## Given task
What follows is a set of records, each of which is to be written out exactly.

* Start Excerpted records *

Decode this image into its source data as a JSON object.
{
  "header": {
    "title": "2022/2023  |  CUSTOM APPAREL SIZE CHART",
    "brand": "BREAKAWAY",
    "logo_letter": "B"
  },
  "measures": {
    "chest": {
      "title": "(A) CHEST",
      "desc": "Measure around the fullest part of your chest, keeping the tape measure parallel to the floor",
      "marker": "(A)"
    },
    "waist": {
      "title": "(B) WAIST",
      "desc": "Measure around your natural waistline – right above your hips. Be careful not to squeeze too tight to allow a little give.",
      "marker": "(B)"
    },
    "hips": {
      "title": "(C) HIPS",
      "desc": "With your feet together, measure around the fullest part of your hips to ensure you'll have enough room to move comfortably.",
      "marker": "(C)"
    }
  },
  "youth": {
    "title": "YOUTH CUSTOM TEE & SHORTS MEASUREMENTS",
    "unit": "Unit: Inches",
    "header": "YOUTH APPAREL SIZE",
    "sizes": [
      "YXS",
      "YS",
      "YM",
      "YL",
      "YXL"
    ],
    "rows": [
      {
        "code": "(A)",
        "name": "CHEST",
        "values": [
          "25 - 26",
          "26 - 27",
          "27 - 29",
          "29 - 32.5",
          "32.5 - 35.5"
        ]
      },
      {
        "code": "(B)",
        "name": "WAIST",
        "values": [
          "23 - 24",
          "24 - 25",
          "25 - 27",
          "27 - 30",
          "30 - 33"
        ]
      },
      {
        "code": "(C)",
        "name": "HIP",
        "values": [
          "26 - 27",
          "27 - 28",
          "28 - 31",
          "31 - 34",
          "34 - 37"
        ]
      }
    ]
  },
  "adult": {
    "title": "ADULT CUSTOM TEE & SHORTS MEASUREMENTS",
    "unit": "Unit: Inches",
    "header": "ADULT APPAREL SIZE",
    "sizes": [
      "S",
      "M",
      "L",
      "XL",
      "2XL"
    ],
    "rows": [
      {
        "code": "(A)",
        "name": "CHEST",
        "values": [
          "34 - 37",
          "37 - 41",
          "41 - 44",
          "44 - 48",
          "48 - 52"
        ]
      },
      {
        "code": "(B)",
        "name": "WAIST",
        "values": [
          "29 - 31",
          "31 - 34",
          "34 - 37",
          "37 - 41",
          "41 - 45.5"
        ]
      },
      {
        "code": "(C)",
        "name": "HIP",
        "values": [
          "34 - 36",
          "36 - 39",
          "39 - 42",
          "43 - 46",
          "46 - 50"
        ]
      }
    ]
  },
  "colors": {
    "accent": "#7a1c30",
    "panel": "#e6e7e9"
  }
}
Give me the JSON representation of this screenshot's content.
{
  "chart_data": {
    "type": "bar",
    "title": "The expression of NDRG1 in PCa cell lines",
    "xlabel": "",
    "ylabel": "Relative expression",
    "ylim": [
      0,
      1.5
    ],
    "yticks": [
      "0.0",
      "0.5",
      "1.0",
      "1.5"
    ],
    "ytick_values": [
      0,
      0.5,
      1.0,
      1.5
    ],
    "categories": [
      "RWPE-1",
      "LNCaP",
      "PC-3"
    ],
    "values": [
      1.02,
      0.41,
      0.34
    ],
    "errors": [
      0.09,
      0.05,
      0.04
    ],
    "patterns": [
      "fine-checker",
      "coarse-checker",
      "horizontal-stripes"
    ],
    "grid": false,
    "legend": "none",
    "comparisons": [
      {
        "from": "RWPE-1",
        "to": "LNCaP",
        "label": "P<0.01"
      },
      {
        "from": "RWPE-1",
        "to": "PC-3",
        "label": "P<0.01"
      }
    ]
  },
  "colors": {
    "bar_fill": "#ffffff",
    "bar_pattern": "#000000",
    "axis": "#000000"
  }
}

* End Excerpted records *

## Finished exercise
Decode this image into its source data as a JSON object.
{
  "header": {
    "title": "2022/2023  |  CUSTOM APPAREL SIZE CHART",
    "brand": "BREAKAWAY",
    "logo_letter": "B"
  },
  "measures": {
    "chest": {
      "title": "(A) CHEST",
      "desc": "Measure around the fullest part of your chest, keeping the tape measure parallel to the floor",
      "marker": "(A)"
    },
    "waist": {
      "title": "(B) WAIST",
      "desc": "Measure around your natural waistline – right above your hips. Be careful not to squeeze too tight to allow a little give.",
      "marker": "(B)"
    },
    "hips": {
      "title": "(C) HIPS",
      "desc": "With your feet together, measure around the fullest part of your hips to ensure you'll have enough room to move comfortably.",
      "marker": "(C)"
    }
  },
  "youth": {
    "title": "YOUTH CUSTOM TEE & SHORTS MEASUREMENTS",
    "unit": "Unit: Inches",
    "header": "YOUTH APPAREL SIZE",
    "sizes": [
      "YXS",
      "YS",
      "YM",
      "YL",
      "YXL"
    ],
    "rows": [
      {
        "code": "(A)",
        "name": "CHEST",
        "values": [
          "25 - 26",
          "26 - 27",
          "27 - 29",
          "29 - 32.5",
          "32.5 - 35.5"
        ]
      },
      {
        "code": "(B)",
        "name": "WAIST",
        "values": [
          "23 - 24",
          "24 - 25",
          "25 - 27",
          "27 - 30",
          "30 - 33"
        ]
      },
      {
        "code": "(C)",
        "name": "HIP",
        "values": [
          "26 - 27",
          "27 - 28",
          "28 - 31",
          "31 - 34",
          "34 - 37"
        ]
      }
    ]
  },
  "adult": {
    "title": "ADULT CUSTOM TEE & SHORTS MEASUREMENTS",
    "unit": "Unit: Inches",
    "header": "ADULT APPAREL SIZE",
    "sizes": [
      "S",
      "M",
      "L",
      "XL",
      "2XL"
    ],
    "rows": [
      {
        "code": "(A)",
        "name": "CHEST",
        "values": [
          "34 - 37",
          "37 - 41",
          "41 - 44",
          "44 - 48",
          "48 - 52"
        ]
      },
      {
        "code": "(B)",
        "name": "WAIST",
        "values": [
          "29 - 31",
          "31 - 34",
          "34 - 37",
          "37 - 41",
          "41 - 45.5"
        ]
      },
      {
        "code": "(C)",
        "name": "HIP",
        "values": [
          "34 - 36",
          "36 - 39",
          "39 - 42",
          "43 - 46",
          "46 - 50"
        ]
      }
    ]
  },
  "colors": {
    "accent": "#7a1c30",
    "panel": "#e6e7e9"
  }
}
Give me the JSON representation of this screenshot's content.
{
  "chart_data": {
    "type": "bar",
    "title": "The expression of NDRG1 in PCa cell lines",
    "xlabel": "",
    "ylabel": "Relative expression",
    "ylim": [
      0,
      1.5
    ],
    "yticks": [
      "0.0",
      "0.5",
      "1.0",
      "1.5"
    ],
    "ytick_values": [
      0,
      0.5,
      1.0,
      1.5
    ],
    "categories": [
      "RWPE-1",
      "LNCaP",
      "PC-3"
    ],
    "values": [
      1.02,
      0.41,
      0.34
    ],
    "errors": [
      0.09,
      0.05,
      0.04
    ],
    "patterns": [
      "fine-checker",
      "coarse-checker",
      "horizontal-stripes"
    ],
    "grid": false,
    "legend": "none",
    "comparisons": [
      {
        "from": "RWPE-1",
        "to": "LNCaP",
        "label": "P<0.01"
      },
      {
        "from": "RWPE-1",
        "to": "PC-3",
        "label": "P<0.01"
      }
    ]
  },
  "colors": {
    "bar_fill": "#ffffff",
    "bar_pattern": "#000000",
    "axis": "#000000"
  }
}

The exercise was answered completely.